→ **Your objective**: The records below must be retyped exactly.

>> Start Input rows

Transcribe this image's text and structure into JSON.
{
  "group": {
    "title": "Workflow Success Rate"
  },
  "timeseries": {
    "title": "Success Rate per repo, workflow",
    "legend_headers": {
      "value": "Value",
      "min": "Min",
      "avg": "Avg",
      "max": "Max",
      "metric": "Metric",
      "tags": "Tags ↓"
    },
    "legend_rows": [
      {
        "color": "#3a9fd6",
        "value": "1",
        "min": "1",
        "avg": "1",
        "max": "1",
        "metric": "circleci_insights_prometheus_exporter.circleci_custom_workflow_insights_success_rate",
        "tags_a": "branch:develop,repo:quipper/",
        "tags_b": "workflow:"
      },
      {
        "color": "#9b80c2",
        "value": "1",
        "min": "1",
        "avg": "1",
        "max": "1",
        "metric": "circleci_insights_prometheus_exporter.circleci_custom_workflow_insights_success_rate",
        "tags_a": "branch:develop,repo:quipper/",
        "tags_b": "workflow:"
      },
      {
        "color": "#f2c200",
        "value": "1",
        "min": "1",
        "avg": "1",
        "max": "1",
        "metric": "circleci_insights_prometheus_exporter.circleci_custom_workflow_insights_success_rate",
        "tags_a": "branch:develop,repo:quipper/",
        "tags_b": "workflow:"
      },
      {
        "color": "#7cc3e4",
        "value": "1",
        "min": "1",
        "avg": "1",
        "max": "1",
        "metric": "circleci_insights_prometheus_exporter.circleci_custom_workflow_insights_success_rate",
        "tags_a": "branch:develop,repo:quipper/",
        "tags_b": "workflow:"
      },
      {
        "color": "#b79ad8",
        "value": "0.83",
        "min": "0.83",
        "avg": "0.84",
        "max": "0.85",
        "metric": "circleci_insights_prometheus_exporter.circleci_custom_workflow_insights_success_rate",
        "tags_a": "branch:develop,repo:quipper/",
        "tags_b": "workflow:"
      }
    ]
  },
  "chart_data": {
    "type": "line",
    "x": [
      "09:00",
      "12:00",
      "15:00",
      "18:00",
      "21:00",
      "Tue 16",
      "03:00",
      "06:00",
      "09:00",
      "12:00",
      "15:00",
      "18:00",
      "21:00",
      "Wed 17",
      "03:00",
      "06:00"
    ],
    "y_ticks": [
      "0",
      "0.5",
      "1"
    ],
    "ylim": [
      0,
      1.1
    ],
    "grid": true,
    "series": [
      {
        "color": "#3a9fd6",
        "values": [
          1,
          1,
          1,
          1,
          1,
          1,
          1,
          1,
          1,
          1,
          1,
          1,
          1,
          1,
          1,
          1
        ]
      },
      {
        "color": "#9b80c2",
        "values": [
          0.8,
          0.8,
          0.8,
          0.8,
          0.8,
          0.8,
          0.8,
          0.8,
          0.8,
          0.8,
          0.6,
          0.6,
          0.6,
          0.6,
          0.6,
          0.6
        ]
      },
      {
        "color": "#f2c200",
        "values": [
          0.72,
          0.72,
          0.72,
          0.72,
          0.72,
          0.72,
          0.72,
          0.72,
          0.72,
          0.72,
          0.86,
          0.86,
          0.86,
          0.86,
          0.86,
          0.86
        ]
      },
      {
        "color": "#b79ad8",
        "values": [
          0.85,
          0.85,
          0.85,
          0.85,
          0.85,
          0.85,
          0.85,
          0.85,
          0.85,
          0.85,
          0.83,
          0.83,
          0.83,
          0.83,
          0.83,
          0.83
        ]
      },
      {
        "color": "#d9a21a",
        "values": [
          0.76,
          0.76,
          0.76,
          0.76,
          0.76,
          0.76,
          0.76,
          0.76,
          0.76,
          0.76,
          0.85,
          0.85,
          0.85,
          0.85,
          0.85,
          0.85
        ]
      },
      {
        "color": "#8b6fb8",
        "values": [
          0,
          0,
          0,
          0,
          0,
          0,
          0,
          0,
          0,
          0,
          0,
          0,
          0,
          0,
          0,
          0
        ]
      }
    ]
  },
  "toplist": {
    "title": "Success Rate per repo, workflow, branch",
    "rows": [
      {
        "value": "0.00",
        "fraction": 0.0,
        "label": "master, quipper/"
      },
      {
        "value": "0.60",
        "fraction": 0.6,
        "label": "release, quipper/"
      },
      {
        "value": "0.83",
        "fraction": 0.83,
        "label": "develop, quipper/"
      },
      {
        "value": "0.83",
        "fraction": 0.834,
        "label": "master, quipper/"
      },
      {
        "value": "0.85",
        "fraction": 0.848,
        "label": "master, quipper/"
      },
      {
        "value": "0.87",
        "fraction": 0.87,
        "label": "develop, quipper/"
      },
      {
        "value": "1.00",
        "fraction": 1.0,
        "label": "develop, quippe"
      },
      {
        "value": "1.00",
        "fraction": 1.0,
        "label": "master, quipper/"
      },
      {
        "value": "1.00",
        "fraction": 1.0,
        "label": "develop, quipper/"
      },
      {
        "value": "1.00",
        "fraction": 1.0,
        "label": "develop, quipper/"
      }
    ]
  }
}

>> End Input rows

→ **Answer below**:
Transcribe this image's text and structure into JSON.
{
  "group": {
    "title": "Workflow Success Rate"
  },
  "timeseries": {
    "title": "Success Rate per repo, workflow",
    "legend_headers": {
      "value": "Value",
      "min": "Min",
      "avg": "Avg",
      "max": "Max",
      "metric": "Metric",
      "tags": "Tags ↓"
    },
    "legend_rows": [
      {
        "color": "#3a9fd6",
        "value": "1",
        "min": "1",
        "avg": "1",
        "max": "1",
        "metric": "circleci_insights_prometheus_exporter.circleci_custom_workflow_insights_success_rate",
        "tags_a": "branch:develop,repo:quipper/",
        "tags_b": "workflow:"
      },
      {
        "color": "#9b80c2",
        "value": "1",
        "min": "1",
        "avg": "1",
        "max": "1",
        "metric": "circleci_insights_prometheus_exporter.circleci_custom_workflow_insights_success_rate",
        "tags_a": "branch:develop,repo:quipper/",
        "tags_b": "workflow:"
      },
      {
        "color": "#f2c200",
        "value": "1",
        "min": "1",
        "avg": "1",
        "max": "1",
        "metric": "circleci_insights_prometheus_exporter.circleci_custom_workflow_insights_success_rate",
        "tags_a": "branch:develop,repo:quipper/",
        "tags_b": "workflow:"
      },
      {
        "color": "#7cc3e4",
        "value": "1",
        "min": "1",
        "avg": "1",
        "max": "1",
        "metric": "circleci_insights_prometheus_exporter.circleci_custom_workflow_insights_success_rate",
        "tags_a": "branch:develop,repo:quipper/",
        "tags_b": "workflow:"
      },
      {
        "color": "#b79ad8",
        "value": "0.83",
        "min": "0.83",
        "avg": "0.84",
        "max": "0.85",
        "metric": "circleci_insights_prometheus_exporter.circleci_custom_workflow_insights_success_rate",
        "tags_a": "branch:develop,repo:quipper/",
        "tags_b": "workflow:"
      }
    ]
  },
  "chart_data": {
    "type": "line",
    "x": [
      "09:00",
      "12:00",
      "15:00",
      "18:00",
      "21:00",
      "Tue 16",
      "03:00",
      "06:00",
      "09:00",
      "12:00",
      "15:00",
      "18:00",
      "21:00",
      "Wed 17",
      "03:00",
      "06:00"
    ],
    "y_ticks": [
      "0",
      "0.5",
      "1"
    ],
    "ylim": [
      0,
      1.1
    ],
    "grid": true,
    "series": [
      {
        "color": "#3a9fd6",
        "values": [
          1,
          1,
          1,
          1,
          1,
          1,
          1,
          1,
          1,
          1,
          1,
          1,
          1,
          1,
          1,
          1
        ]
      },
      {
        "color": "#9b80c2",
        "values": [
          0.8,
          0.8,
          0.8,
          0.8,
          0.8,
          0.8,
          0.8,
          0.8,
          0.8,
          0.8,
          0.6,
          0.6,
          0.6,
          0.6,
          0.6,
          0.6
        ]
      },
      {
        "color": "#f2c200",
        "values": [
          0.72,
          0.72,
          0.72,
          0.72,
          0.72,
          0.72,
          0.72,
          0.72,
          0.72,
          0.72,
          0.86,
          0.86,
          0.86,
          0.86,
          0.86,
          0.86
        ]
      },
      {
        "color": "#b79ad8",
        "values": [
          0.85,
          0.85,
          0.85,
          0.85,
          0.85,
          0.85,
          0.85,
          0.85,
          0.85,
          0.85,
          0.83,
          0.83,
          0.83,
          0.83,
          0.83,
          0.83
        ]
      },
      {
        "color": "#d9a21a",
        "values": [
          0.76,
          0.76,
          0.76,
          0.76,
          0.76,
          0.76,
          0.76,
          0.76,
          0.76,
          0.76,
          0.85,
          0.85,
          0.85,
          0.85,
          0.85,
          0.85
        ]
      },
      {
        "color": "#8b6fb8",
        "values": [
          0,
          0,
          0,
          0,
          0,
          0,
          0,
          0,
          0,
          0,
          0,
          0,
          0,
          0,
          0,
          0
        ]
      }
    ]
  },
  "toplist": {
    "title": "Success Rate per repo, workflow, branch",
    "rows": [
      {
        "value": "0.00",
        "fraction": 0.0,
        "label": "master, quipper/"
      },
      {
        "value": "0.60",
        "fraction": 0.6,
        "label": "release, quipper/"
      },
      {
        "value": "0.83",
        "fraction": 0.83,
        "label": "develop, quipper/"
      },
      {
        "value": "0.83",
        "fraction": 0.834,
        "label": "master, quipper/"
      },
      {
        "value": "0.85",
        "fraction": 0.848,
        "label": "master, quipper/"
      },
      {
        "value": "0.87",
        "fraction": 0.87,
        "label": "develop, quipper/"
      },
      {
        "value": "1.00",
        "fraction": 1.0,
        "label": "develop, quippe"
      },
      {
        "value": "1.00",
        "fraction": 1.0,
        "label": "master, quipper/"
      },
      {
        "value": "1.00",
        "fraction": 1.0,
        "label": "develop, quipper/"
      },
      {
        "value": "1.00",
        "fraction": 1.0,
        "label": "develop, quipper/"
      }
    ]
  }
}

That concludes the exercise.